-- Recorded information --
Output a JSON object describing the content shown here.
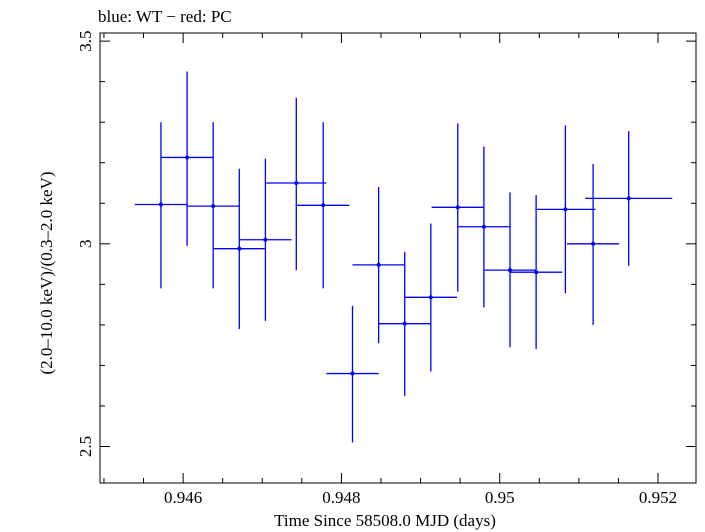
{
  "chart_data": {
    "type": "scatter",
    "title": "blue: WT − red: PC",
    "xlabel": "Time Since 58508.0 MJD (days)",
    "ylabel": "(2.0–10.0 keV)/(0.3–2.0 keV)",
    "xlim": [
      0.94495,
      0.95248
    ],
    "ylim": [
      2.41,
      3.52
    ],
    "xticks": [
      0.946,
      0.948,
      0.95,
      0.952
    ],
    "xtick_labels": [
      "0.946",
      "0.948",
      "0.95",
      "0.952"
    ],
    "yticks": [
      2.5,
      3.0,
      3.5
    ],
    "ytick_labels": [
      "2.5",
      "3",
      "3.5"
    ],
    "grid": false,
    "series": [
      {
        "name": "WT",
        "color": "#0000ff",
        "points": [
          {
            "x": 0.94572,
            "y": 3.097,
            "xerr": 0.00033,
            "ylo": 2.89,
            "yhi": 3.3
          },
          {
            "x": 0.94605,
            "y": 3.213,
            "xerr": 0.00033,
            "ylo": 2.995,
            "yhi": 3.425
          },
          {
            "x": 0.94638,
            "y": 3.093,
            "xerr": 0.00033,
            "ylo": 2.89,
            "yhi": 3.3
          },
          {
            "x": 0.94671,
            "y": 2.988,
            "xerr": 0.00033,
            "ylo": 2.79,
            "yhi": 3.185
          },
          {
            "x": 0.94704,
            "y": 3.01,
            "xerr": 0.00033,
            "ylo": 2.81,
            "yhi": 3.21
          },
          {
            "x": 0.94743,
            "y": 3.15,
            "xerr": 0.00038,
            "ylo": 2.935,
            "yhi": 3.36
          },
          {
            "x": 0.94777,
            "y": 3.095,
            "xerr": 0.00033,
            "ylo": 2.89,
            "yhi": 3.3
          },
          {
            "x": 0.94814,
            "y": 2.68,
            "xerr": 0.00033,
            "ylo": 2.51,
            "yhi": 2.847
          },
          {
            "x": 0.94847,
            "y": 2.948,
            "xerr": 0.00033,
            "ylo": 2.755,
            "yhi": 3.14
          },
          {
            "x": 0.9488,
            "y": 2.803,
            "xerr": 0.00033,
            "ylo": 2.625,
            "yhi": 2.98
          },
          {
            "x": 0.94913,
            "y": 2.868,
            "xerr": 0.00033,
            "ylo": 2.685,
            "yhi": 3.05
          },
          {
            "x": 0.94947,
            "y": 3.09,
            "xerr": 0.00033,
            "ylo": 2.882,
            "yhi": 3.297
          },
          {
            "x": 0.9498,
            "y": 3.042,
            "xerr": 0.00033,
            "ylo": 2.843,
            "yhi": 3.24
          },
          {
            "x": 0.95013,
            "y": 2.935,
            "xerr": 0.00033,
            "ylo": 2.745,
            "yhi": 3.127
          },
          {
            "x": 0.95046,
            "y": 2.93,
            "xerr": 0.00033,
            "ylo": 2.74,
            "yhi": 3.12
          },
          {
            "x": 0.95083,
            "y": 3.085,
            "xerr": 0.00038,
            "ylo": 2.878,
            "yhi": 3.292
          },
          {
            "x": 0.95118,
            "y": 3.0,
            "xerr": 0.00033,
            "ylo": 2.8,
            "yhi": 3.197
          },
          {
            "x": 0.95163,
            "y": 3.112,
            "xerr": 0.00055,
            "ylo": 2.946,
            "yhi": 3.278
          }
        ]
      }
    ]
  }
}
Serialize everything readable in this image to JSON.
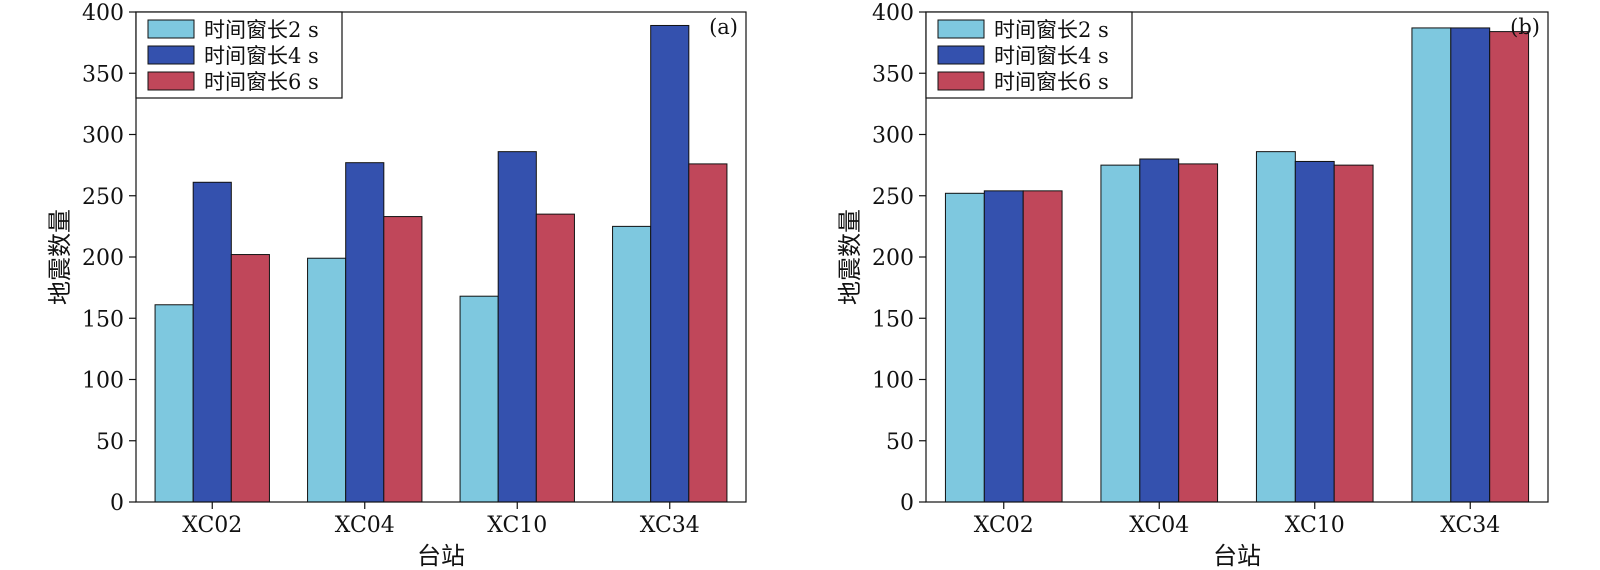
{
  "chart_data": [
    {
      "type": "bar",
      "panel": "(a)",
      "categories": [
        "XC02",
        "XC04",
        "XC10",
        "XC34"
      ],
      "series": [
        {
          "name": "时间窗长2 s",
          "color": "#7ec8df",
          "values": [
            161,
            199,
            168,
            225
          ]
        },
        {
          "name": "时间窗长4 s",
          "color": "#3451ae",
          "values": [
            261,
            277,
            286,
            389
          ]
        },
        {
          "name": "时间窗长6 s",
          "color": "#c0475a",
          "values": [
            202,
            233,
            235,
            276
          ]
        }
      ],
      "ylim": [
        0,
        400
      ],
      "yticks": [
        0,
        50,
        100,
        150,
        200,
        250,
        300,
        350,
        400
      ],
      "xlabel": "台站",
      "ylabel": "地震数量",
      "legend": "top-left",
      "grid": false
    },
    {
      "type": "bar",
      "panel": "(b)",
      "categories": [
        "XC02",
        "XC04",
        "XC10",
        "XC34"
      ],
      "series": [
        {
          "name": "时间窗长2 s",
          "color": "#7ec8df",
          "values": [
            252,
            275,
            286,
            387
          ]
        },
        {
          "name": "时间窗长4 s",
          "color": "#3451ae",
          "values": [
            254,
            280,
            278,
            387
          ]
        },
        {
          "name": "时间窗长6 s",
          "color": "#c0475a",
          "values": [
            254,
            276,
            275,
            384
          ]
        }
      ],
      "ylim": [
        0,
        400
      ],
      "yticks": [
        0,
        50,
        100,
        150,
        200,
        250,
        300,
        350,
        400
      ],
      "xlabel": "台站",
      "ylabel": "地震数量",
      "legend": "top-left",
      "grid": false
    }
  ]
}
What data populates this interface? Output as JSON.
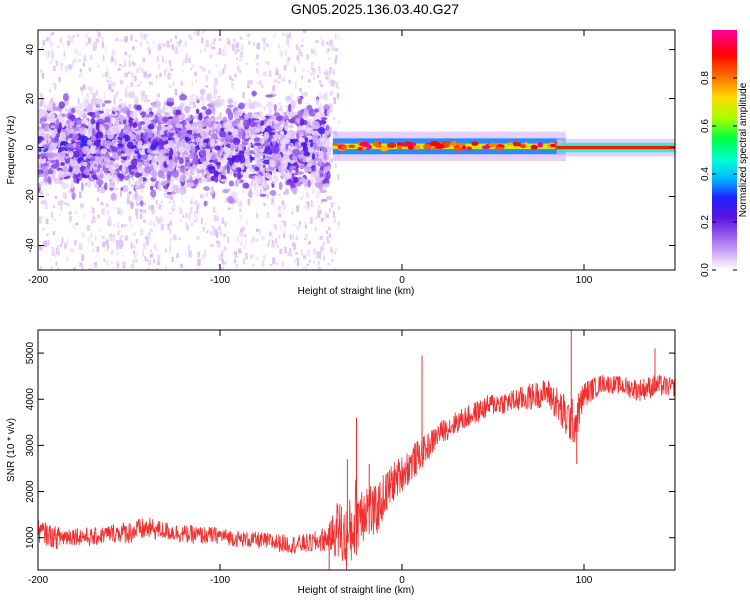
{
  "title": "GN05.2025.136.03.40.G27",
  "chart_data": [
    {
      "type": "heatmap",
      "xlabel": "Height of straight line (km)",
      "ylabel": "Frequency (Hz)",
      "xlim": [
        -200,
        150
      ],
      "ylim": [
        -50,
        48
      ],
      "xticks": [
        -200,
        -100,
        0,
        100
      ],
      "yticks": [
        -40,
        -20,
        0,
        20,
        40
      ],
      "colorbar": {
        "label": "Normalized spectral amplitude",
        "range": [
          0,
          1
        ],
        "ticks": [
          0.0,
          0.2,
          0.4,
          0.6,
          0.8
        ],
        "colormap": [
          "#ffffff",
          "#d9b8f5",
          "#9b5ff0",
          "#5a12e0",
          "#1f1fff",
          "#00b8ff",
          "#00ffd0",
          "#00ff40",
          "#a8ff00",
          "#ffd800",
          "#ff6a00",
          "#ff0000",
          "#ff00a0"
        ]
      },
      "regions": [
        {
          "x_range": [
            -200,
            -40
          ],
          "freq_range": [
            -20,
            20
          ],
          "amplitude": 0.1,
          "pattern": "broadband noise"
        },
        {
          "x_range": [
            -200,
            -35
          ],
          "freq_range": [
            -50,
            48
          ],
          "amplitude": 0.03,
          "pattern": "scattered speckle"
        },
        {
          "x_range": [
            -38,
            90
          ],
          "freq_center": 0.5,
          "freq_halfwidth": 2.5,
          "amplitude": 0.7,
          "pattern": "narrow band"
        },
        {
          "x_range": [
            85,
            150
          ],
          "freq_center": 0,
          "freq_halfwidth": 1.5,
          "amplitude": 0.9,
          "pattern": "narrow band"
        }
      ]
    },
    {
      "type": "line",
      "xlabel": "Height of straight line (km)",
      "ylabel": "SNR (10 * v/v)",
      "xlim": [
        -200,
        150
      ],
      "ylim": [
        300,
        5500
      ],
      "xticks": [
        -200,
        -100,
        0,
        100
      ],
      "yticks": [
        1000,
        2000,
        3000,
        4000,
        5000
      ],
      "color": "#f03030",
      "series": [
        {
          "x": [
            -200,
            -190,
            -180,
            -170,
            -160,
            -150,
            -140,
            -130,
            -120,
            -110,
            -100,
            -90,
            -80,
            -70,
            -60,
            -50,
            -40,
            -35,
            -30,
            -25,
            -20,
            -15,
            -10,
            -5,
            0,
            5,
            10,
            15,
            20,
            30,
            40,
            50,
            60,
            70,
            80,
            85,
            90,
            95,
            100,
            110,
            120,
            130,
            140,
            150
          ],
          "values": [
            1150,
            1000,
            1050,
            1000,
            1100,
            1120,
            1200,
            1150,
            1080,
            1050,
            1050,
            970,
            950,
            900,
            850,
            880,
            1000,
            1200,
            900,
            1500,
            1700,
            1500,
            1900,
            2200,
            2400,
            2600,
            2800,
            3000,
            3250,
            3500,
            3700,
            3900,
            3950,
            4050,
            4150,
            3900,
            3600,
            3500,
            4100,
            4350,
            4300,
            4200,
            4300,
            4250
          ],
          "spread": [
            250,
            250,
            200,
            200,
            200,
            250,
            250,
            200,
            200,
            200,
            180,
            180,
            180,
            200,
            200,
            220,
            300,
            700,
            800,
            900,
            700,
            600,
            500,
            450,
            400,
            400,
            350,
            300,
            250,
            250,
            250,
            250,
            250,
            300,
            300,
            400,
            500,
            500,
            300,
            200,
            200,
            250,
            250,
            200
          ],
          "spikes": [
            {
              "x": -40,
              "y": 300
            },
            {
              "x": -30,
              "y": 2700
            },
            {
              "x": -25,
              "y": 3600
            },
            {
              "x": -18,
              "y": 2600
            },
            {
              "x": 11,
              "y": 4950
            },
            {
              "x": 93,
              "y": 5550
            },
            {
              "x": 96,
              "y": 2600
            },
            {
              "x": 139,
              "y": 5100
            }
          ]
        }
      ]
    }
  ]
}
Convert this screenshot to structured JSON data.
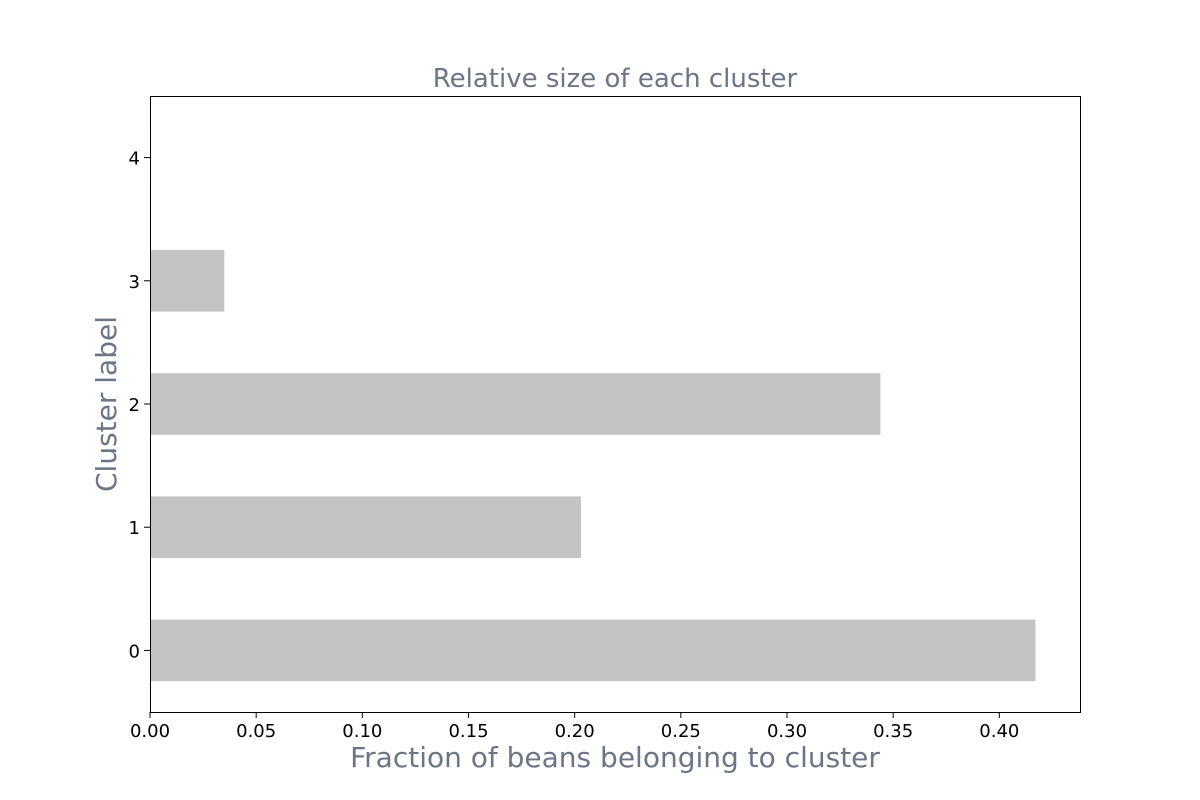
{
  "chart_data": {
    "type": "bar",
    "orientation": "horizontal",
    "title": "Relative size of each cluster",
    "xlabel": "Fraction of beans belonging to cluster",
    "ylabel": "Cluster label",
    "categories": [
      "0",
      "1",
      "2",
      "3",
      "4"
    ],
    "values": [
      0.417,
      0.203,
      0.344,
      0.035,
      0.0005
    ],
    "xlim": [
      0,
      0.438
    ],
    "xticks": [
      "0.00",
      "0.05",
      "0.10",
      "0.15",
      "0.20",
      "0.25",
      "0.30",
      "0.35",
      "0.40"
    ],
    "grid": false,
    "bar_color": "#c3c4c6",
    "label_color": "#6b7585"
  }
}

-- Short exercise --
Look through the material above and work out how many of its lines contain "JSON". State the number only.

-- Written answer --
4